(Structured page parsing data)
================================
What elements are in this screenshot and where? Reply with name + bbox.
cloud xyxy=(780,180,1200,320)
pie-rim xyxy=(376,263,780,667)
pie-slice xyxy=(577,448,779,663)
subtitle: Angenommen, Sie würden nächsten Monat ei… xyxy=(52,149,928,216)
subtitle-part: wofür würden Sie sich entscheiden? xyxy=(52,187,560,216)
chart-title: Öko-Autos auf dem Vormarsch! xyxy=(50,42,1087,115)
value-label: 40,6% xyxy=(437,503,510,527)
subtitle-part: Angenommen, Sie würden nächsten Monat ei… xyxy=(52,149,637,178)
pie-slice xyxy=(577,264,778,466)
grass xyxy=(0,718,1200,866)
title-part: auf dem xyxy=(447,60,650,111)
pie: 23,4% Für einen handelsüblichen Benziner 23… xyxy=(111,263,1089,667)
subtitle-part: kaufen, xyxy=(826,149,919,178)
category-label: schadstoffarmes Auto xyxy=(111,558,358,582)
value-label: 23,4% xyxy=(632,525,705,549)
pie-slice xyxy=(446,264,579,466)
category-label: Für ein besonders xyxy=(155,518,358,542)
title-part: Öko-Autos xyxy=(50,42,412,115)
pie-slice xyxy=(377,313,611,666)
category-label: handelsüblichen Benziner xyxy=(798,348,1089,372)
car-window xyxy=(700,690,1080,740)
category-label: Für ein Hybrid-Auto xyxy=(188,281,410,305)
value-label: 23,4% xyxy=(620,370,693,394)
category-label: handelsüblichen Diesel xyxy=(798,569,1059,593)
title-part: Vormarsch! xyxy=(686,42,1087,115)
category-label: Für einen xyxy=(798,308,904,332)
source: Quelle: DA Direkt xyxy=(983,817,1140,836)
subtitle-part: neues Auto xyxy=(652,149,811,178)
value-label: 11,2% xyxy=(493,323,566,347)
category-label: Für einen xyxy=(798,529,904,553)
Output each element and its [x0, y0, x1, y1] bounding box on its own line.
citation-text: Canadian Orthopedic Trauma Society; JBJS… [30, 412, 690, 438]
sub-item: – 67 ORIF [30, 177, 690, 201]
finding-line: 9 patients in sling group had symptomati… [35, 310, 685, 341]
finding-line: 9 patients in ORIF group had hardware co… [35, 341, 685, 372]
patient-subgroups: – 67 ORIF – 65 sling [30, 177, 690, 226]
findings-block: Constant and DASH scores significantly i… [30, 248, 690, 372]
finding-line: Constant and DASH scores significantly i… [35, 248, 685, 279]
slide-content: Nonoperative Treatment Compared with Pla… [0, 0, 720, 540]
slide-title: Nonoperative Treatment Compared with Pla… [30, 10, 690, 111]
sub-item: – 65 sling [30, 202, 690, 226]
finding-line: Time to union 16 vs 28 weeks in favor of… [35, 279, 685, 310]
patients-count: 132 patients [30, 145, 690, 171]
================================
## Exercise aim
Write the entries out once more, exactly as they appear.

## Reply to the task
What elements are in this screenshot and where? Reply with name + bbox.
cloud xyxy=(780,180,1200,320)
pie-rim xyxy=(376,263,780,667)
pie-slice xyxy=(577,448,779,663)
subtitle: Angenommen, Sie würden nächsten Monat ei… xyxy=(52,149,928,216)
subtitle-part: wofür würden Sie sich entscheiden? xyxy=(52,187,560,216)
chart-title: Öko-Autos auf dem Vormarsch! xyxy=(50,42,1087,115)
value-label: 40,6% xyxy=(437,503,510,527)
subtitle-part: Angenommen, Sie würden nächsten Monat ei… xyxy=(52,149,637,178)
pie-slice xyxy=(577,264,778,466)
grass xyxy=(0,718,1200,866)
title-part: auf dem xyxy=(447,60,650,111)
pie: 23,4% Für einen handelsüblichen Benziner 23… xyxy=(111,263,1089,667)
subtitle-part: kaufen, xyxy=(826,149,919,178)
category-label: schadstoffarmes Auto xyxy=(111,558,358,582)
value-label: 23,4% xyxy=(632,525,705,549)
pie-slice xyxy=(446,264,579,466)
category-label: Für ein besonders xyxy=(155,518,358,542)
title-part: Öko-Autos xyxy=(50,42,412,115)
pie-slice xyxy=(377,313,611,666)
category-label: handelsüblichen Benziner xyxy=(798,348,1089,372)
car-window xyxy=(700,690,1080,740)
category-label: Für ein Hybrid-Auto xyxy=(188,281,410,305)
value-label: 23,4% xyxy=(620,370,693,394)
category-label: handelsüblichen Diesel xyxy=(798,569,1059,593)
title-part: Vormarsch! xyxy=(686,42,1087,115)
category-label: Für einen xyxy=(798,308,904,332)
source: Quelle: DA Direkt xyxy=(983,817,1140,836)
subtitle-part: neues Auto xyxy=(652,149,811,178)
value-label: 11,2% xyxy=(493,323,566,347)
category-label: Für einen xyxy=(798,529,904,553)
Output each element and its [x0, y0, x1, y1] bounding box on its own line.
citation-text: Canadian Orthopedic Trauma Society; JBJS… [30, 412, 690, 438]
sub-item: – 67 ORIF [30, 177, 690, 201]
finding-line: 9 patients in sling group had symptomati… [35, 310, 685, 341]
finding-line: 9 patients in ORIF group had hardware co… [35, 341, 685, 372]
patient-subgroups: – 67 ORIF – 65 sling [30, 177, 690, 226]
findings-block: Constant and DASH scores significantly i… [30, 248, 690, 372]
finding-line: Constant and DASH scores significantly i… [35, 248, 685, 279]
slide-content: Nonoperative Treatment Compared with Pla… [0, 0, 720, 540]
slide-title: Nonoperative Treatment Compared with Pla… [30, 10, 690, 111]
sub-item: – 65 sling [30, 202, 690, 226]
finding-line: Time to union 16 vs 28 weeks in favor of… [35, 279, 685, 310]
patients-count: 132 patients [30, 145, 690, 171]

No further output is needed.